Dataset entries:

-.-.-

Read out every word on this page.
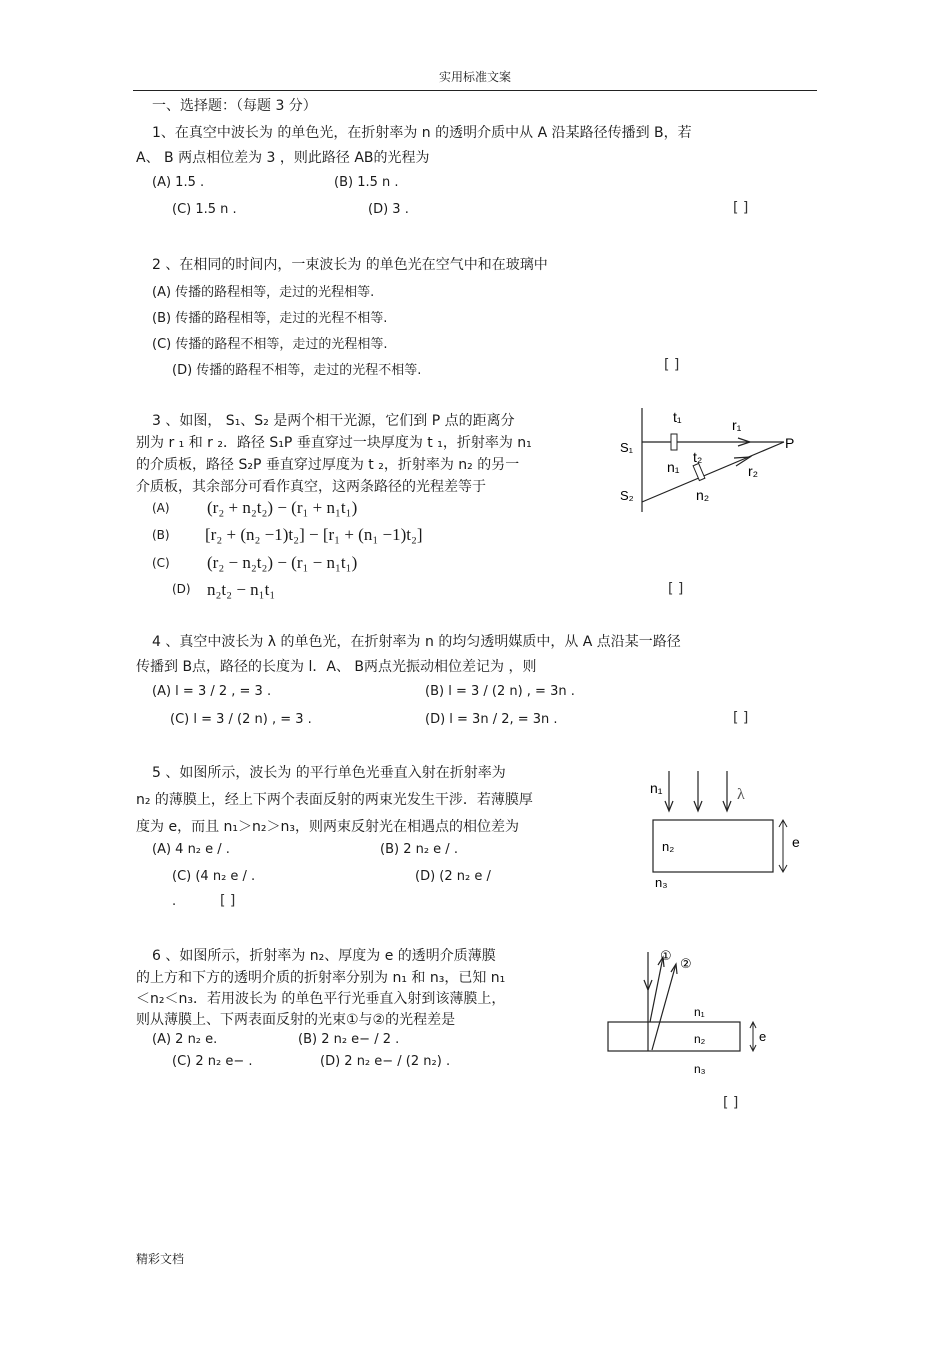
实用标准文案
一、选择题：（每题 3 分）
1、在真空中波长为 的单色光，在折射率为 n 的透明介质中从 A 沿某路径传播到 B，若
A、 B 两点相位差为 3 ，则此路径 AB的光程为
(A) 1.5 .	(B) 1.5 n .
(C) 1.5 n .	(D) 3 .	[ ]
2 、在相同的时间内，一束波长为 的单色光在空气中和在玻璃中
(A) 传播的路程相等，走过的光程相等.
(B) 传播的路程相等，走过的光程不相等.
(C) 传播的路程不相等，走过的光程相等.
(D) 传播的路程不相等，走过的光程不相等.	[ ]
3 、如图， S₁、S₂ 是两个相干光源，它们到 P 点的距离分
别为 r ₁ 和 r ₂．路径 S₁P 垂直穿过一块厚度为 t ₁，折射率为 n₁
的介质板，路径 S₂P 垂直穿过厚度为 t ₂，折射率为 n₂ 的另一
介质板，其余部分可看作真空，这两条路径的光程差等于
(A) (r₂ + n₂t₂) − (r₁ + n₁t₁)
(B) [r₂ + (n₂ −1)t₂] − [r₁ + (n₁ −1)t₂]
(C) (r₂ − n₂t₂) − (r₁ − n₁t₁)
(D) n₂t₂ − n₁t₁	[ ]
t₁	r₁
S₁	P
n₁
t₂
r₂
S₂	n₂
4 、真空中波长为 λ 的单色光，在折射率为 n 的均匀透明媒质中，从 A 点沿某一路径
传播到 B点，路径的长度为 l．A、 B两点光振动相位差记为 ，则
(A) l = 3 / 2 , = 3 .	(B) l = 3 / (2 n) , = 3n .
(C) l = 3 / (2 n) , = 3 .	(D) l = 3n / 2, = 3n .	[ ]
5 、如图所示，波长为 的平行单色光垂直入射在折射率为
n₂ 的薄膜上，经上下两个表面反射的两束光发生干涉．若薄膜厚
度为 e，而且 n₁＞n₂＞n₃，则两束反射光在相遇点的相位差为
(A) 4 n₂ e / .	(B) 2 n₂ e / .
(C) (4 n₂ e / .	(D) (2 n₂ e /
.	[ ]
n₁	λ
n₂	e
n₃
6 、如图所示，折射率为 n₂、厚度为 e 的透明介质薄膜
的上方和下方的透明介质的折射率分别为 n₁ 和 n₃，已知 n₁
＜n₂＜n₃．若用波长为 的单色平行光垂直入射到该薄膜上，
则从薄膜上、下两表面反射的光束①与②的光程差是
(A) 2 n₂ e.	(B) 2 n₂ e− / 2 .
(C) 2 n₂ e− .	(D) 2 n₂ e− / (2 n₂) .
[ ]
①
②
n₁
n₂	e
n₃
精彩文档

-.-.-

# TASK PROMPT
Pictures stay out of the copy; please restate every record above exactly.

# SOLUTION FOR THIS TASK
Read out every word on this page.
实用标准文案
一、选择题：（每题 3 分）
1、在真空中波长为 的单色光，在折射率为 n 的透明介质中从 A 沿某路径传播到 B，若
A、 B 两点相位差为 3 ，则此路径 AB的光程为
(A) 1.5 .	(B) 1.5 n .
(C) 1.5 n .	(D) 3 .	[ ]
2 、在相同的时间内，一束波长为 的单色光在空气中和在玻璃中
(A) 传播的路程相等，走过的光程相等.
(B) 传播的路程相等，走过的光程不相等.
(C) 传播的路程不相等，走过的光程相等.
(D) 传播的路程不相等，走过的光程不相等.	[ ]
3 、如图， S₁、S₂ 是两个相干光源，它们到 P 点的距离分
别为 r ₁ 和 r ₂．路径 S₁P 垂直穿过一块厚度为 t ₁，折射率为 n₁
的介质板，路径 S₂P 垂直穿过厚度为 t ₂，折射率为 n₂ 的另一
介质板，其余部分可看作真空，这两条路径的光程差等于
(A) (r₂ + n₂t₂) − (r₁ + n₁t₁)
(B) [r₂ + (n₂ −1)t₂] − [r₁ + (n₁ −1)t₂]
(C) (r₂ − n₂t₂) − (r₁ − n₁t₁)
(D) n₂t₂ − n₁t₁	[ ]
t₁	r₁
S₁	P
n₁
t₂
r₂
S₂	n₂
4 、真空中波长为 λ 的单色光，在折射率为 n 的均匀透明媒质中，从 A 点沿某一路径
传播到 B点，路径的长度为 l．A、 B两点光振动相位差记为 ，则
(A) l = 3 / 2 , = 3 .	(B) l = 3 / (2 n) , = 3n .
(C) l = 3 / (2 n) , = 3 .	(D) l = 3n / 2, = 3n .	[ ]
5 、如图所示，波长为 的平行单色光垂直入射在折射率为
n₂ 的薄膜上，经上下两个表面反射的两束光发生干涉．若薄膜厚
度为 e，而且 n₁＞n₂＞n₃，则两束反射光在相遇点的相位差为
(A) 4 n₂ e / .	(B) 2 n₂ e / .
(C) (4 n₂ e / .	(D) (2 n₂ e /
.	[ ]
n₁	λ
n₂	e
n₃
6 、如图所示，折射率为 n₂、厚度为 e 的透明介质薄膜
的上方和下方的透明介质的折射率分别为 n₁ 和 n₃，已知 n₁
＜n₂＜n₃．若用波长为 的单色平行光垂直入射到该薄膜上，
则从薄膜上、下两表面反射的光束①与②的光程差是
(A) 2 n₂ e.	(B) 2 n₂ e− / 2 .
(C) 2 n₂ e− .	(D) 2 n₂ e− / (2 n₂) .
[ ]
①
②
n₁
n₂	e
n₃
精彩文档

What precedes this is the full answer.